● Exercise:
Return the data exactly, with all pictures removed.

● Supplied information:
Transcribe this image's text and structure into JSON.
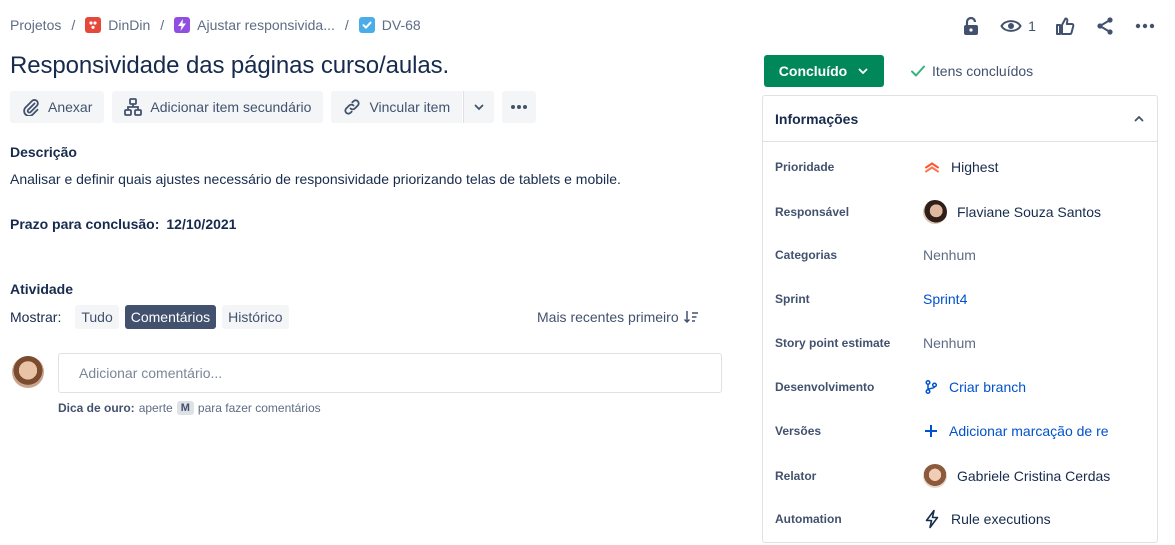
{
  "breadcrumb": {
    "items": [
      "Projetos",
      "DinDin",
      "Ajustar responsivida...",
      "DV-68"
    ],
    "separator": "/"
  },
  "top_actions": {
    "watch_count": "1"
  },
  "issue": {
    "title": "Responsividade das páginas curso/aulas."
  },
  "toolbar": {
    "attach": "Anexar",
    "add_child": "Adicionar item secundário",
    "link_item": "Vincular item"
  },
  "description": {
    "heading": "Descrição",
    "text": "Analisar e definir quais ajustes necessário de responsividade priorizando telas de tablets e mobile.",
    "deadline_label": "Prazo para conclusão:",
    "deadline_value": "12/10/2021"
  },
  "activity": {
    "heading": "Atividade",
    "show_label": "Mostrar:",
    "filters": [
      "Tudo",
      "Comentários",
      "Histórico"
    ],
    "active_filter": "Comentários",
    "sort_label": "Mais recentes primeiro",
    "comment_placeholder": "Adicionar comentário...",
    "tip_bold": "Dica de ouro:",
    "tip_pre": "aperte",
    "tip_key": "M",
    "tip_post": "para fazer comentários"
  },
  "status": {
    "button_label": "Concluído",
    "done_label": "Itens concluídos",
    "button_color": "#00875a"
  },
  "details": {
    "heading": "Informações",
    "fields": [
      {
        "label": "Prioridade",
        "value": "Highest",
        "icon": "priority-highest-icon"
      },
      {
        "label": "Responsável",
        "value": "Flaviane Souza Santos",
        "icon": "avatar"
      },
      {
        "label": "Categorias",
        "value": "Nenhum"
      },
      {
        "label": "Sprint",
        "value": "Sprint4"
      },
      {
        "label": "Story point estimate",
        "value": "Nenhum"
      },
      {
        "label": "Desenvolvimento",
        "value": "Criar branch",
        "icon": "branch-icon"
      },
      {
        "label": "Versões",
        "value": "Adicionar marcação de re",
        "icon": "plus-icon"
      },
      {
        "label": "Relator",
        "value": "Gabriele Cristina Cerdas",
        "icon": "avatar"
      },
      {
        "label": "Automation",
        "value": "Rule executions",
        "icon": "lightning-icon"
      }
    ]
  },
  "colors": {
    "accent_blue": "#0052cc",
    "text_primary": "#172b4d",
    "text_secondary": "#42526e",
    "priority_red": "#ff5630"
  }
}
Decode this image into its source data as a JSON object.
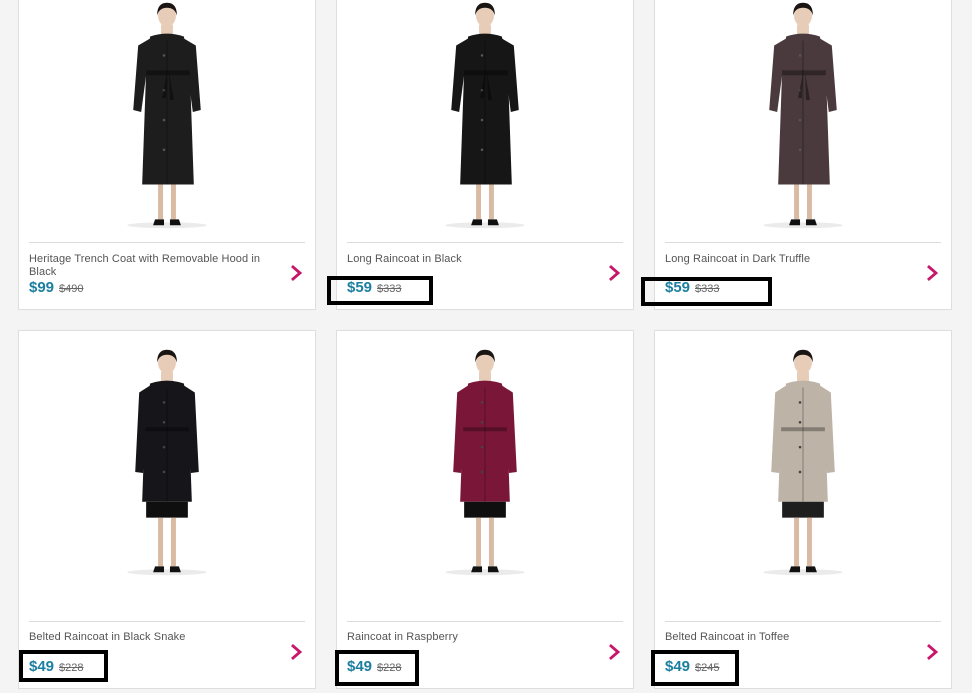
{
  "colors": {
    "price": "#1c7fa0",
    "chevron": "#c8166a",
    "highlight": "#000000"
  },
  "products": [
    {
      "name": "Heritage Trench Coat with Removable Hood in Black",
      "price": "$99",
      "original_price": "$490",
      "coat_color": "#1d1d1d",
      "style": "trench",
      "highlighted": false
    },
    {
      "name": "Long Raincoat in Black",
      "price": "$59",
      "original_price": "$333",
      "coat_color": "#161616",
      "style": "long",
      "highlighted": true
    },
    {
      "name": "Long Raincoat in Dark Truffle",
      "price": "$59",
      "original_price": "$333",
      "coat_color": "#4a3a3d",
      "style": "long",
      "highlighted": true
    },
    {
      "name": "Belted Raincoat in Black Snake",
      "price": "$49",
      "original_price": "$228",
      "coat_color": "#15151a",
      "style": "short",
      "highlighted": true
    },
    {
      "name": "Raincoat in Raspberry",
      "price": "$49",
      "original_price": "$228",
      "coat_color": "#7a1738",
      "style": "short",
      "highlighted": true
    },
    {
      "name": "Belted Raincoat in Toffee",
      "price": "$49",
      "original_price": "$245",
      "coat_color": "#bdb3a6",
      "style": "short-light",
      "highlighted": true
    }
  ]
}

● Solved problem:
Transcribe this image's text and structure into JSON.
{
  "breadcrumb": {
    "items": [
      "Projetos",
      "DinDin",
      "Ajustar responsivida...",
      "DV-68"
    ],
    "separator": "/"
  },
  "top_actions": {
    "watch_count": "1"
  },
  "issue": {
    "title": "Responsividade das páginas curso/aulas."
  },
  "toolbar": {
    "attach": "Anexar",
    "add_child": "Adicionar item secundário",
    "link_item": "Vincular item"
  },
  "description": {
    "heading": "Descrição",
    "text": "Analisar e definir quais ajustes necessário de responsividade priorizando telas de tablets e mobile.",
    "deadline_label": "Prazo para conclusão:",
    "deadline_value": "12/10/2021"
  },
  "activity": {
    "heading": "Atividade",
    "show_label": "Mostrar:",
    "filters": [
      "Tudo",
      "Comentários",
      "Histórico"
    ],
    "active_filter": "Comentários",
    "sort_label": "Mais recentes primeiro",
    "comment_placeholder": "Adicionar comentário...",
    "tip_bold": "Dica de ouro:",
    "tip_pre": "aperte",
    "tip_key": "M",
    "tip_post": "para fazer comentários"
  },
  "status": {
    "button_label": "Concluído",
    "done_label": "Itens concluídos",
    "button_color": "#00875a"
  },
  "details": {
    "heading": "Informações",
    "fields": [
      {
        "label": "Prioridade",
        "value": "Highest",
        "icon": "priority-highest-icon"
      },
      {
        "label": "Responsável",
        "value": "Flaviane Souza Santos",
        "icon": "avatar"
      },
      {
        "label": "Categorias",
        "value": "Nenhum"
      },
      {
        "label": "Sprint",
        "value": "Sprint4"
      },
      {
        "label": "Story point estimate",
        "value": "Nenhum"
      },
      {
        "label": "Desenvolvimento",
        "value": "Criar branch",
        "icon": "branch-icon"
      },
      {
        "label": "Versões",
        "value": "Adicionar marcação de re",
        "icon": "plus-icon"
      },
      {
        "label": "Relator",
        "value": "Gabriele Cristina Cerdas",
        "icon": "avatar"
      },
      {
        "label": "Automation",
        "value": "Rule executions",
        "icon": "lightning-icon"
      }
    ]
  },
  "colors": {
    "accent_blue": "#0052cc",
    "text_primary": "#172b4d",
    "text_secondary": "#42526e",
    "priority_red": "#ff5630"
  }
}
Decode this image into its source data as a JSON object.
{
  "colors": {
    "price": "#1c7fa0",
    "chevron": "#c8166a",
    "highlight": "#000000"
  },
  "products": [
    {
      "name": "Heritage Trench Coat with Removable Hood in Black",
      "price": "$99",
      "original_price": "$490",
      "coat_color": "#1d1d1d",
      "style": "trench",
      "highlighted": false
    },
    {
      "name": "Long Raincoat in Black",
      "price": "$59",
      "original_price": "$333",
      "coat_color": "#161616",
      "style": "long",
      "highlighted": true
    },
    {
      "name": "Long Raincoat in Dark Truffle",
      "price": "$59",
      "original_price": "$333",
      "coat_color": "#4a3a3d",
      "style": "long",
      "highlighted": true
    },
    {
      "name": "Belted Raincoat in Black Snake",
      "price": "$49",
      "original_price": "$228",
      "coat_color": "#15151a",
      "style": "short",
      "highlighted": true
    },
    {
      "name": "Raincoat in Raspberry",
      "price": "$49",
      "original_price": "$228",
      "coat_color": "#7a1738",
      "style": "short",
      "highlighted": true
    },
    {
      "name": "Belted Raincoat in Toffee",
      "price": "$49",
      "original_price": "$245",
      "coat_color": "#bdb3a6",
      "style": "short-light",
      "highlighted": true
    }
  ]
}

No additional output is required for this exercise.